== Extracted entries ==

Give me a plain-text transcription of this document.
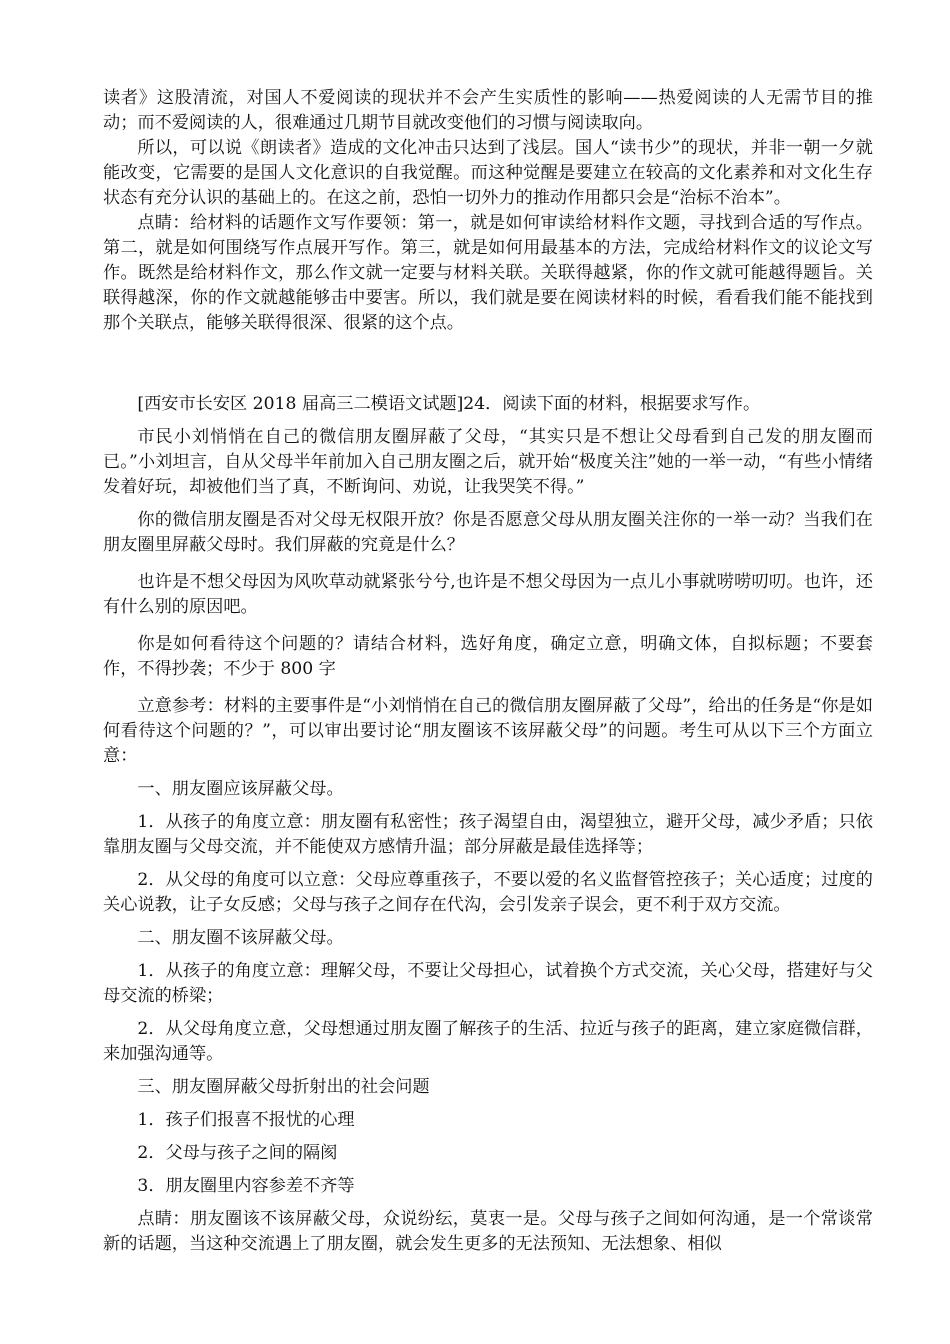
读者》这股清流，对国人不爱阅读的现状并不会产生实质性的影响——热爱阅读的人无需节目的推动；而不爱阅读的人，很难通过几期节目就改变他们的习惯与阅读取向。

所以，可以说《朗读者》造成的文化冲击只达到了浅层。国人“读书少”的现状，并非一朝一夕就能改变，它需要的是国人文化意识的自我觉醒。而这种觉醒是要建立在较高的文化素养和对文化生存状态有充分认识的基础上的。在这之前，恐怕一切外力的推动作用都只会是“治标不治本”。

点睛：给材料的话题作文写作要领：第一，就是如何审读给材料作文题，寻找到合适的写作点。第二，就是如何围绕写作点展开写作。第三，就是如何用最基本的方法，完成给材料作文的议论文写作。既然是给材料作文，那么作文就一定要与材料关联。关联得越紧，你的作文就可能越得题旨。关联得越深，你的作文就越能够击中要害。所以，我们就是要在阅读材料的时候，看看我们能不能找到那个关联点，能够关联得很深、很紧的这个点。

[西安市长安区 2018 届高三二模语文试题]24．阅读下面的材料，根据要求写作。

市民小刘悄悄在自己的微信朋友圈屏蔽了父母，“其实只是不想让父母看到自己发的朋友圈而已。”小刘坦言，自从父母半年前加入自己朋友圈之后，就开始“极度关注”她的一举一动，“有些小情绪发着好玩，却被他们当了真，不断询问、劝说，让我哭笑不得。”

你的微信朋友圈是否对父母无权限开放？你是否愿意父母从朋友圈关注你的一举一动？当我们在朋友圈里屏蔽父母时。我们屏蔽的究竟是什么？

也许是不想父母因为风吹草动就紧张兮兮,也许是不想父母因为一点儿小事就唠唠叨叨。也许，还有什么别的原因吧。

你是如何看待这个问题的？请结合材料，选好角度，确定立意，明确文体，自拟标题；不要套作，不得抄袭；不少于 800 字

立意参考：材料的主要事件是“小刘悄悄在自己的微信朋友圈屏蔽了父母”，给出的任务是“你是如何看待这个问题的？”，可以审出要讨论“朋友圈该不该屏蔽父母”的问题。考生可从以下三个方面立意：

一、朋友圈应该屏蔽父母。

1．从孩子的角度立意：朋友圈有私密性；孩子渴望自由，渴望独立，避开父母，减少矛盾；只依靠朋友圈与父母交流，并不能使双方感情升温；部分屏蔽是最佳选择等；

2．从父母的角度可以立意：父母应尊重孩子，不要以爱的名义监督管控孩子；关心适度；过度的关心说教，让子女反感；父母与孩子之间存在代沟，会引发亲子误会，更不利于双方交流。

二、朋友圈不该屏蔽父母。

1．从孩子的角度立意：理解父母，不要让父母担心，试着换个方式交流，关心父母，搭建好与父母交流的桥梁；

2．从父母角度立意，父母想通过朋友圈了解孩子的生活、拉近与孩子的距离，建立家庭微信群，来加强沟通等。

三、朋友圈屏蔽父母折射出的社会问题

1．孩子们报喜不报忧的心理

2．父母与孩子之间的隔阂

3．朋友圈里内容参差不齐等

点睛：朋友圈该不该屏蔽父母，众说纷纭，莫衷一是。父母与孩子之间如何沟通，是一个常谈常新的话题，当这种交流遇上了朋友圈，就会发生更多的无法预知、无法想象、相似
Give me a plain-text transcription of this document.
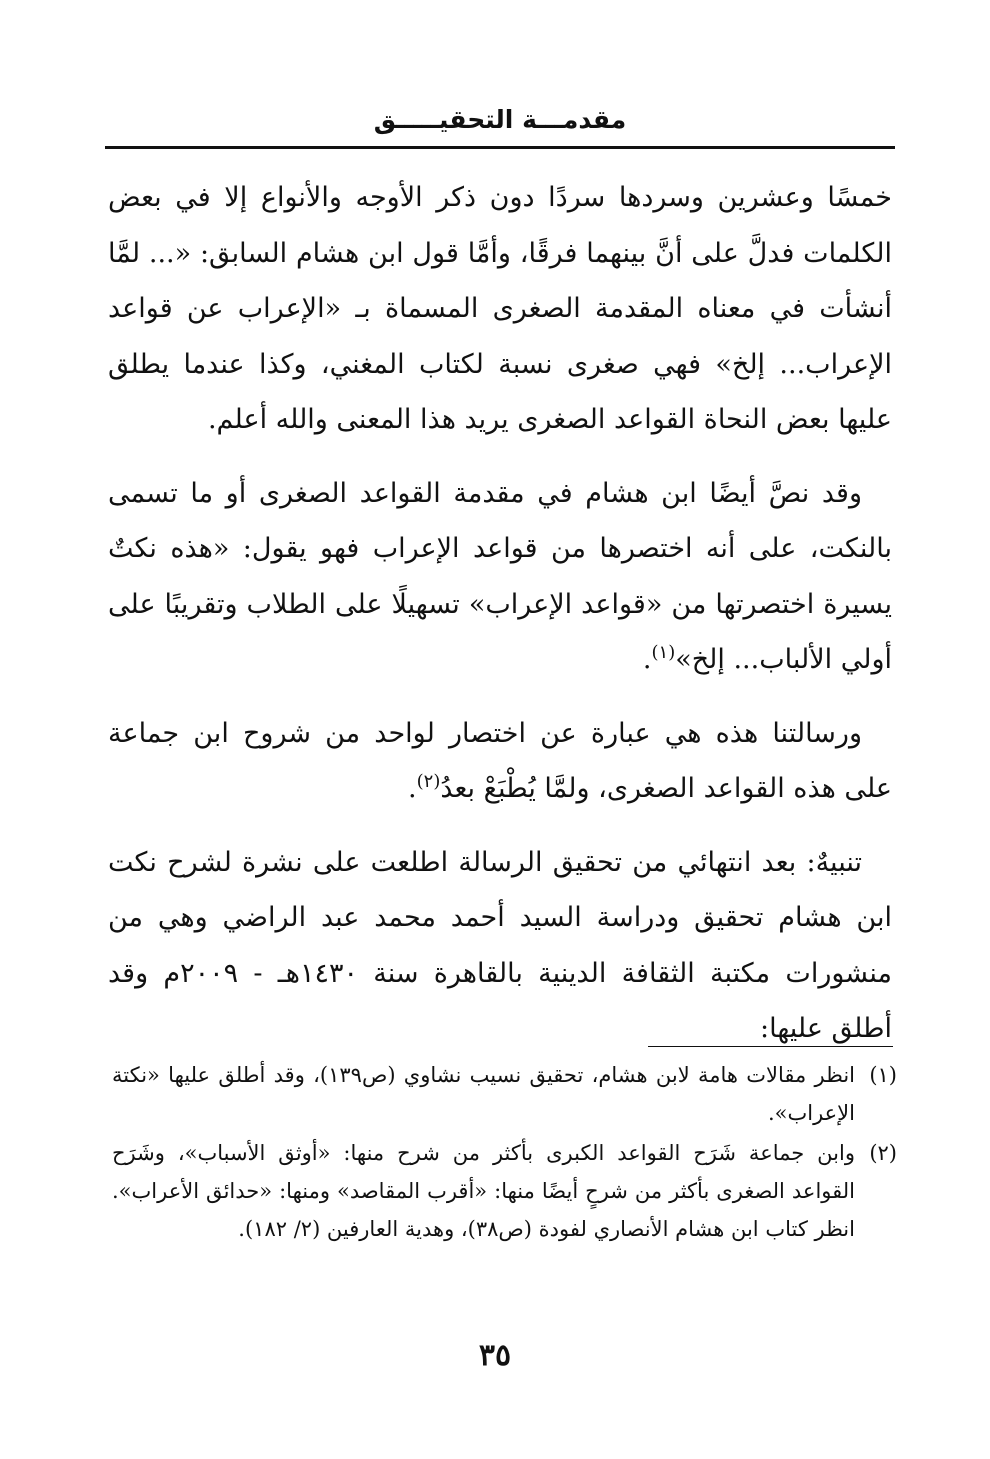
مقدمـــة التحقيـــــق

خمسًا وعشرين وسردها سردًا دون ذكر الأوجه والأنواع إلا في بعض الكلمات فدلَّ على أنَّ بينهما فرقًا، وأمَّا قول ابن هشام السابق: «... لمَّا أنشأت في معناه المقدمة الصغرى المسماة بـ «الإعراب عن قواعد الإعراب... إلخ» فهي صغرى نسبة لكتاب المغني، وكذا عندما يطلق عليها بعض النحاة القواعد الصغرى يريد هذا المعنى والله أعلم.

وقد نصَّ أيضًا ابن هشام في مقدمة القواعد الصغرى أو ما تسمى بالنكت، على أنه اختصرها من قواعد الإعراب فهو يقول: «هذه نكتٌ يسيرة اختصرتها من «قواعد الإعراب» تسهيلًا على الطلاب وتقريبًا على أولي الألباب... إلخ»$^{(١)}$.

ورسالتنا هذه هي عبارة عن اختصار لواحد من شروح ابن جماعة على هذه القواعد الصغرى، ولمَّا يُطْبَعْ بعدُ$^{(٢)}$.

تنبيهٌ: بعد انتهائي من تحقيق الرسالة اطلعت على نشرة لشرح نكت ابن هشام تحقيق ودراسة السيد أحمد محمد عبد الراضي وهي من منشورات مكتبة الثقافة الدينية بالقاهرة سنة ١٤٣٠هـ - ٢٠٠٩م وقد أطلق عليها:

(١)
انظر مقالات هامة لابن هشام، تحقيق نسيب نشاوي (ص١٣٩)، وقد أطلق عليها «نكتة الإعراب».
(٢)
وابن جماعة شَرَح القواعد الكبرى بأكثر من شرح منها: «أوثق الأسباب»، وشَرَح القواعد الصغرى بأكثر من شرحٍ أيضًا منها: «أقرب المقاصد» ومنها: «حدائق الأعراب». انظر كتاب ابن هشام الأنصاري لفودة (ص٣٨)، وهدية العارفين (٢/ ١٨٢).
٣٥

===

Directions
Using the listing above, state the number of lines that hold "جماعة", with no other text.

Answer to the exercise
2